## YOUR TASK
Count lines, not occurrences: give the number of lines holding the word "Chine", and nothing besides.

## DATA LINES
+++++

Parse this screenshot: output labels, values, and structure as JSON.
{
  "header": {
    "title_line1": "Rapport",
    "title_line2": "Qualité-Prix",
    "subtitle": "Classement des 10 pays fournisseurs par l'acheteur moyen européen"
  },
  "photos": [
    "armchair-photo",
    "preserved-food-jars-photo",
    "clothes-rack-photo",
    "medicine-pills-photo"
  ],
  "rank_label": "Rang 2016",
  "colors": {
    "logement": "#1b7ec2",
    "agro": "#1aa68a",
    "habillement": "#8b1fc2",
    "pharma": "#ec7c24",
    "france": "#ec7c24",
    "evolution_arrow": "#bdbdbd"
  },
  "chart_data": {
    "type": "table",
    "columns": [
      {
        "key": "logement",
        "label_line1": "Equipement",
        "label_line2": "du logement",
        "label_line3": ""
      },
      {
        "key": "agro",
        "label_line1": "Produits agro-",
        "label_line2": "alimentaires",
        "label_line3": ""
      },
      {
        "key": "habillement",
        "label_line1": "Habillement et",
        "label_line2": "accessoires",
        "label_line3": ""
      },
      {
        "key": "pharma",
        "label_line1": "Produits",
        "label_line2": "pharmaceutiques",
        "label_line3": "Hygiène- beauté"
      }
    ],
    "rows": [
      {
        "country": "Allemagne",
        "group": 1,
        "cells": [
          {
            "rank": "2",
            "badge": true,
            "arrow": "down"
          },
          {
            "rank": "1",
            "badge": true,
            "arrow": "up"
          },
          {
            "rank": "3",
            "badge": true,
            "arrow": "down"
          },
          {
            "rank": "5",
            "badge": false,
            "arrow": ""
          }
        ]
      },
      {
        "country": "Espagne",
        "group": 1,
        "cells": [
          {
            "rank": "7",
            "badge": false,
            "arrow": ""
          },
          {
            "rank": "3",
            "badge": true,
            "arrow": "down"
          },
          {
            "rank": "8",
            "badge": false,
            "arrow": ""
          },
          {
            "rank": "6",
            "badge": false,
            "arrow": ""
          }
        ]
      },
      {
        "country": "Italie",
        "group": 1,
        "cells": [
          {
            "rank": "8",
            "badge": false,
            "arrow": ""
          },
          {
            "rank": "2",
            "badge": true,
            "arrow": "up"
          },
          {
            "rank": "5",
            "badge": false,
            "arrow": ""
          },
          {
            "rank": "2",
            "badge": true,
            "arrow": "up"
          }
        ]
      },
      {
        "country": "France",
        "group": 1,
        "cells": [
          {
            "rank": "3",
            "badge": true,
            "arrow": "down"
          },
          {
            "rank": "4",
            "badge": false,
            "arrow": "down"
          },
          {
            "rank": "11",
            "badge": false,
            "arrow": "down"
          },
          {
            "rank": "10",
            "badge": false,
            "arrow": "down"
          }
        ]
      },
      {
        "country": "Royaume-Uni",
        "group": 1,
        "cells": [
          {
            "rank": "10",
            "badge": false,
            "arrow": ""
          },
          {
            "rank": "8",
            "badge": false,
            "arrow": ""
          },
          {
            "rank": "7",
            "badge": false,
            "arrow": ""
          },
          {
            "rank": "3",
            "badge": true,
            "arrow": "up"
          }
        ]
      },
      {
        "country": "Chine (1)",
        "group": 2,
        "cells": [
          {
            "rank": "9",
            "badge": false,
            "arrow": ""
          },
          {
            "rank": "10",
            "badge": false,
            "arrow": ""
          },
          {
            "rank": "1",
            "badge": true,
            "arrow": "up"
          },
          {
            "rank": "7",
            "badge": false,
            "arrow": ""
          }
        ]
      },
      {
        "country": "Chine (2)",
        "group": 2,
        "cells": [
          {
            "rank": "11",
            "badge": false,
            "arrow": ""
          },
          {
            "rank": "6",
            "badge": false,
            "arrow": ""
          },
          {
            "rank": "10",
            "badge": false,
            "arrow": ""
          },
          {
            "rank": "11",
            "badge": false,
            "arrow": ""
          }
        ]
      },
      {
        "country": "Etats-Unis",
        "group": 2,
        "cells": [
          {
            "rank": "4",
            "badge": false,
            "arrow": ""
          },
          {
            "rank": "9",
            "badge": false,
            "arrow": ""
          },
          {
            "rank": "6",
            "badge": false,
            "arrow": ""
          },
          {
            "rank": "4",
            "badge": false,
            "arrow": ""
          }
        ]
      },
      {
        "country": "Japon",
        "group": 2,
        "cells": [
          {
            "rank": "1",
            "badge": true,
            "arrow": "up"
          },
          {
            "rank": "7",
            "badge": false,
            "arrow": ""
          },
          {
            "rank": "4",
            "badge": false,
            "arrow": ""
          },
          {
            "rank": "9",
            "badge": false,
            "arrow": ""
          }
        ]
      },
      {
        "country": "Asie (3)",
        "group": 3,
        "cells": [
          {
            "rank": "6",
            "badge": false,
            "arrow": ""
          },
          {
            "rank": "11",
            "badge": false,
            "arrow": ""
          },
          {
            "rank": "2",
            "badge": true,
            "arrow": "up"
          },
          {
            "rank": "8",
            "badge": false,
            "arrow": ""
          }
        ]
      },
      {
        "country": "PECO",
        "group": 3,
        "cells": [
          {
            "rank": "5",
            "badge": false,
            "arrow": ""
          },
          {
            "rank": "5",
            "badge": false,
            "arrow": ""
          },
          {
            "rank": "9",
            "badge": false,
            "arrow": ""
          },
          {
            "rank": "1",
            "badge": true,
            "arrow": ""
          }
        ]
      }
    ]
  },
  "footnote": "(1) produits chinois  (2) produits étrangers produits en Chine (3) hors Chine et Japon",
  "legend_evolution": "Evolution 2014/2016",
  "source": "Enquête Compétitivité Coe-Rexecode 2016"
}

+++++

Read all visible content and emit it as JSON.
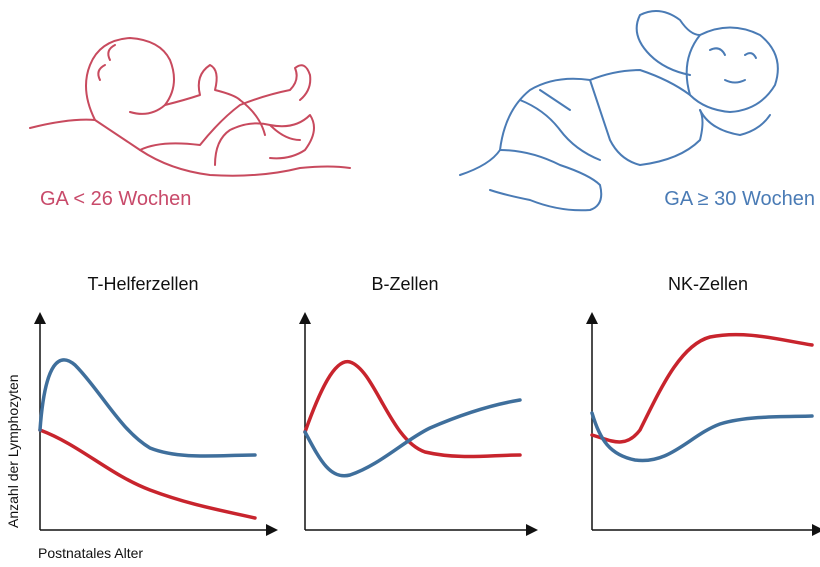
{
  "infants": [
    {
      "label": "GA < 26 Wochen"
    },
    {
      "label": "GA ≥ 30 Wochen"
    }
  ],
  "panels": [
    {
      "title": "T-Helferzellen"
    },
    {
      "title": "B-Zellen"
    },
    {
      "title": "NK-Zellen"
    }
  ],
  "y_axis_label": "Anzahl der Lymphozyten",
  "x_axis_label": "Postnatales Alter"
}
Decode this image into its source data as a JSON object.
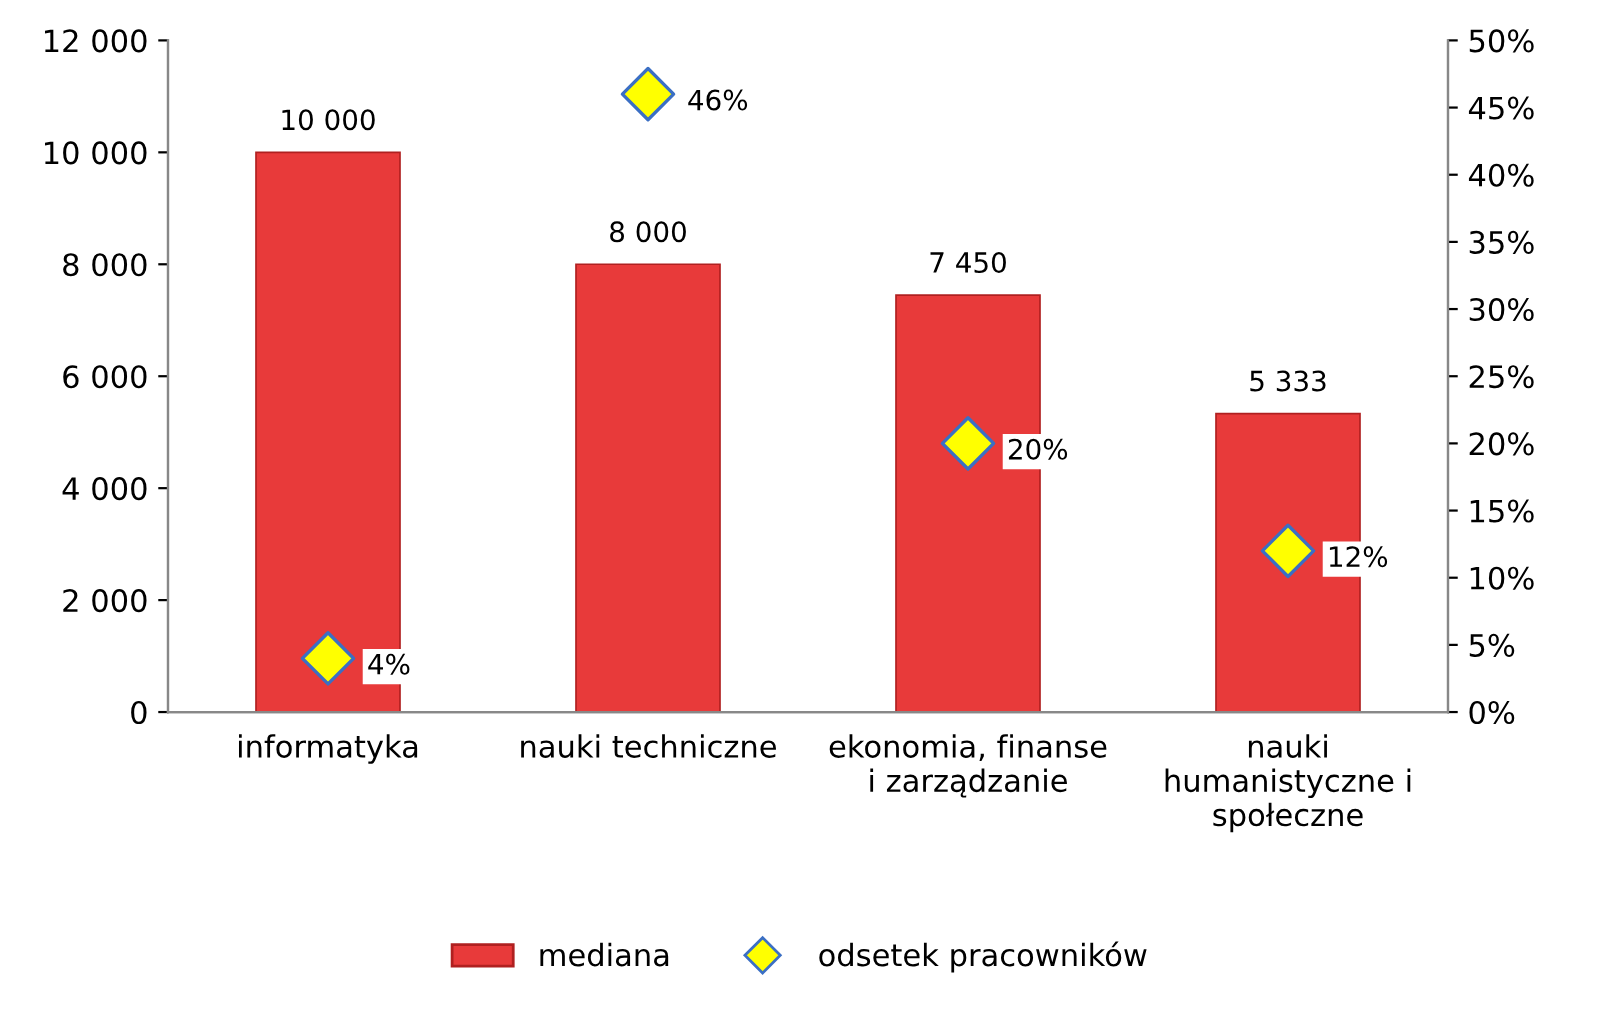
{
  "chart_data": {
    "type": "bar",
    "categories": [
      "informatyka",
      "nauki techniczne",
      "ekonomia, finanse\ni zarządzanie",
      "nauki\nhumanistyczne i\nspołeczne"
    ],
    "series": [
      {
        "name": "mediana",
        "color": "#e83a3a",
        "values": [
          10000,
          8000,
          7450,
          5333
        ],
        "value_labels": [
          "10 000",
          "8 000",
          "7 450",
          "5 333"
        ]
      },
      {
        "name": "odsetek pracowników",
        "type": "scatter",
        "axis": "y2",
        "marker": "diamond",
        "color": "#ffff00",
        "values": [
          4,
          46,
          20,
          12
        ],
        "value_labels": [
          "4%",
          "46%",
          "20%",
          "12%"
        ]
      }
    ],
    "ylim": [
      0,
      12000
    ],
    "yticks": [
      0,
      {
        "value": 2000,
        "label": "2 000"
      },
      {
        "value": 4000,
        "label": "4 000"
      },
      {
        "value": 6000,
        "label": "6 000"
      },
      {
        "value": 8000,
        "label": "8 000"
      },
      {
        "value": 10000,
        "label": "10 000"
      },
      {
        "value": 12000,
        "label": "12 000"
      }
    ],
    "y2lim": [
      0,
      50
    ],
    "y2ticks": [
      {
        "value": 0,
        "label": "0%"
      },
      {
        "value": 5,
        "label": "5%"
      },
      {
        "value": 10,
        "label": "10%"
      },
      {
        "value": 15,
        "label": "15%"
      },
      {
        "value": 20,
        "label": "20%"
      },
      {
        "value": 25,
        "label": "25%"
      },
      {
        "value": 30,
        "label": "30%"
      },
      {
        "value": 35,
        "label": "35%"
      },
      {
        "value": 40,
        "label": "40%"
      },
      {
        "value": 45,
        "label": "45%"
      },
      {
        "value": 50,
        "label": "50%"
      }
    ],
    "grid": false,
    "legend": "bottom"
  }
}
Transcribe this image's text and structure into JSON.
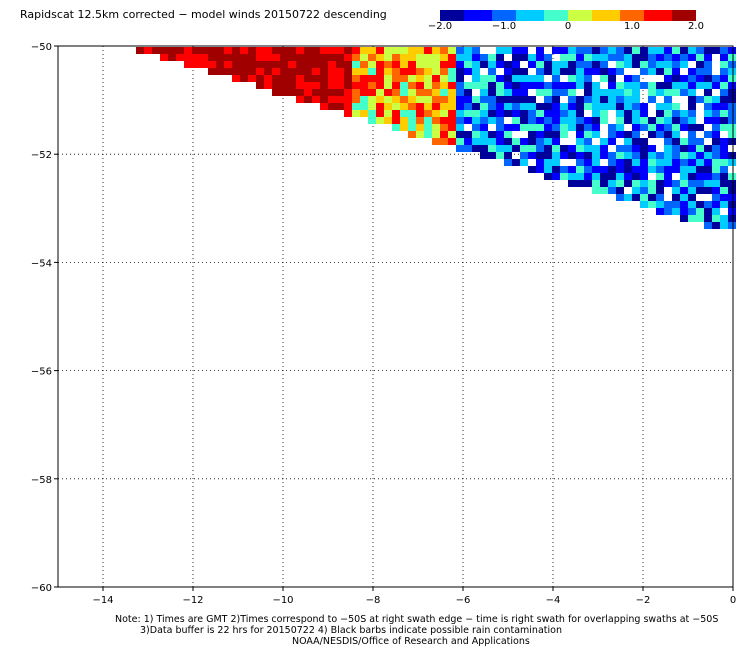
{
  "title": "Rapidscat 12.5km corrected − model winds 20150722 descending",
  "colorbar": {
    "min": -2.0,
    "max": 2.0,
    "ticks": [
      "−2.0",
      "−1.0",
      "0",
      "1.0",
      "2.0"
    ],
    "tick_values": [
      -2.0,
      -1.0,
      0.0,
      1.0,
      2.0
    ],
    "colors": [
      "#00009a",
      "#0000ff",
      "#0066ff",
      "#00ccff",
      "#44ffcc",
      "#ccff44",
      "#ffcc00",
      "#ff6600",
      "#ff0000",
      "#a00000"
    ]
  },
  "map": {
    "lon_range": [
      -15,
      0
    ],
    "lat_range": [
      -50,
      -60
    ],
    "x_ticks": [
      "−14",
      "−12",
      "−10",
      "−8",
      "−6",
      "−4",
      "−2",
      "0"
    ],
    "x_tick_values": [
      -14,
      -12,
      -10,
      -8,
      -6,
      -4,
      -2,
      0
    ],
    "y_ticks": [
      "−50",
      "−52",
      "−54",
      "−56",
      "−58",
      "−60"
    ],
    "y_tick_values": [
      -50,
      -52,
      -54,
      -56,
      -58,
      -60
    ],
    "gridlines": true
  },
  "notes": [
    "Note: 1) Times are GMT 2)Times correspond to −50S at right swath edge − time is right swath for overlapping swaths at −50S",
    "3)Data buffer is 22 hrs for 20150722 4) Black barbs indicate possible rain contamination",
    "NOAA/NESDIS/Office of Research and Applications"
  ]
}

+++++

## ANSWER TO THIS PROBLEM
3